— Provided entries —
━━━━

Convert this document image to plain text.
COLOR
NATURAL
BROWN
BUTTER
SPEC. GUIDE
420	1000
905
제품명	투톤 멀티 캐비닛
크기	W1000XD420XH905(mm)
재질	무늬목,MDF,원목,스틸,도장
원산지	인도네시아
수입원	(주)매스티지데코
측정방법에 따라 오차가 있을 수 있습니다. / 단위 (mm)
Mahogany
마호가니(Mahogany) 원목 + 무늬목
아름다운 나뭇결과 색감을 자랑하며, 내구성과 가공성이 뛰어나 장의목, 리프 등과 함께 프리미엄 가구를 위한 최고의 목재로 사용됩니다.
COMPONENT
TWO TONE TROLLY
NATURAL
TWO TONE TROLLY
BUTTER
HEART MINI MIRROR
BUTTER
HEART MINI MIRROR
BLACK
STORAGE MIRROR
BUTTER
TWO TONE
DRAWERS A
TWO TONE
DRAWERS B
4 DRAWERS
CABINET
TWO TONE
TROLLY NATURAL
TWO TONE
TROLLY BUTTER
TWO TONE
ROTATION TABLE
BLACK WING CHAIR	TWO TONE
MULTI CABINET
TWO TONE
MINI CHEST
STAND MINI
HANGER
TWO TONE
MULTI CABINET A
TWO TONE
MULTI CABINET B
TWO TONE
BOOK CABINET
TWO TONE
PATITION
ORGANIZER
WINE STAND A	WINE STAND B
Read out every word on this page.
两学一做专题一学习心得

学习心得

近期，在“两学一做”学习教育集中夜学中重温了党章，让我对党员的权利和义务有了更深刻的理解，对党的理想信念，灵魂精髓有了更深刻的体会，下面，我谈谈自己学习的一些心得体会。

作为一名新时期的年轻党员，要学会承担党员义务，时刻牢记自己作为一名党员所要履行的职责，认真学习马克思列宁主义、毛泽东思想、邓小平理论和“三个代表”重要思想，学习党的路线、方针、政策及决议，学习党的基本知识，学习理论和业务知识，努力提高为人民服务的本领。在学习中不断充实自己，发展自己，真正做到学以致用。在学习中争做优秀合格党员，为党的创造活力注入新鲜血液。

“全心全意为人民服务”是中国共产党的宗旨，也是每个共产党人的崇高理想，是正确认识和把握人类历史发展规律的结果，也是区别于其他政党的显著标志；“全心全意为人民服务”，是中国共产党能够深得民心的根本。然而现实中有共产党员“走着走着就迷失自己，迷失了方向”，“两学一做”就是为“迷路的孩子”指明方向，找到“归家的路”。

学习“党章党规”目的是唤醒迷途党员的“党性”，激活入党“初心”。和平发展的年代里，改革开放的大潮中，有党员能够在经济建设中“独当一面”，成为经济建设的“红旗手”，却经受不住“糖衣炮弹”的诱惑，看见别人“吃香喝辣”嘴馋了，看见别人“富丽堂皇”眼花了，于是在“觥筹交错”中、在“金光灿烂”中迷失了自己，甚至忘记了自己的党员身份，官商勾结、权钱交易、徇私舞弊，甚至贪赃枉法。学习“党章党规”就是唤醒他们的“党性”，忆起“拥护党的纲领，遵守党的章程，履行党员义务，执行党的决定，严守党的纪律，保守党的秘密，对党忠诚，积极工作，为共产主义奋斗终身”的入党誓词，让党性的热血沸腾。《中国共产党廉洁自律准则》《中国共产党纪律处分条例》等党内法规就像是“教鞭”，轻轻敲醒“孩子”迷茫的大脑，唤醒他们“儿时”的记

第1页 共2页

━━━━

— Instruction —
Reproduce the full listing exactly.

— Exercise output —
Convert this document image to plain text.
COLOR
NATURAL
BROWN
BUTTER
SPEC. GUIDE
420	1000
905
제품명	투톤 멀티 캐비닛
크기	W1000XD420XH905(mm)
재질	무늬목,MDF,원목,스틸,도장
원산지	인도네시아
수입원	(주)매스티지데코
측정방법에 따라 오차가 있을 수 있습니다. / 단위 (mm)
Mahogany
마호가니(Mahogany) 원목 + 무늬목
아름다운 나뭇결과 색감을 자랑하며, 내구성과 가공성이 뛰어나 장의목, 리프 등과 함께 프리미엄 가구를 위한 최고의 목재로 사용됩니다.
COMPONENT
TWO TONE TROLLY
NATURAL
TWO TONE TROLLY
BUTTER
HEART MINI MIRROR
BUTTER
HEART MINI MIRROR
BLACK
STORAGE MIRROR
BUTTER
TWO TONE
DRAWERS A
TWO TONE
DRAWERS B
4 DRAWERS
CABINET
TWO TONE
TROLLY NATURAL
TWO TONE
TROLLY BUTTER
TWO TONE
ROTATION TABLE
BLACK WING CHAIR	TWO TONE
MULTI CABINET
TWO TONE
MINI CHEST
STAND MINI
HANGER
TWO TONE
MULTI CABINET A
TWO TONE
MULTI CABINET B
TWO TONE
BOOK CABINET
TWO TONE
PATITION
ORGANIZER
WINE STAND A	WINE STAND B
Read out every word on this page.
两学一做专题一学习心得

学习心得

近期，在“两学一做”学习教育集中夜学中重温了党章，让我对党员的权利和义务有了更深刻的理解，对党的理想信念，灵魂精髓有了更深刻的体会，下面，我谈谈自己学习的一些心得体会。

作为一名新时期的年轻党员，要学会承担党员义务，时刻牢记自己作为一名党员所要履行的职责，认真学习马克思列宁主义、毛泽东思想、邓小平理论和“三个代表”重要思想，学习党的路线、方针、政策及决议，学习党的基本知识，学习理论和业务知识，努力提高为人民服务的本领。在学习中不断充实自己，发展自己，真正做到学以致用。在学习中争做优秀合格党员，为党的创造活力注入新鲜血液。

“全心全意为人民服务”是中国共产党的宗旨，也是每个共产党人的崇高理想，是正确认识和把握人类历史发展规律的结果，也是区别于其他政党的显著标志；“全心全意为人民服务”，是中国共产党能够深得民心的根本。然而现实中有共产党员“走着走着就迷失自己，迷失了方向”，“两学一做”就是为“迷路的孩子”指明方向，找到“归家的路”。

学习“党章党规”目的是唤醒迷途党员的“党性”，激活入党“初心”。和平发展的年代里，改革开放的大潮中，有党员能够在经济建设中“独当一面”，成为经济建设的“红旗手”，却经受不住“糖衣炮弹”的诱惑，看见别人“吃香喝辣”嘴馋了，看见别人“富丽堂皇”眼花了，于是在“觥筹交错”中、在“金光灿烂”中迷失了自己，甚至忘记了自己的党员身份，官商勾结、权钱交易、徇私舞弊，甚至贪赃枉法。学习“党章党规”就是唤醒他们的“党性”，忆起“拥护党的纲领，遵守党的章程，履行党员义务，执行党的决定，严守党的纪律，保守党的秘密，对党忠诚，积极工作，为共产主义奋斗终身”的入党誓词，让党性的热血沸腾。《中国共产党廉洁自律准则》《中国共产党纪律处分条例》等党内法规就像是“教鞭”，轻轻敲醒“孩子”迷茫的大脑，唤醒他们“儿时”的记

第1页 共2页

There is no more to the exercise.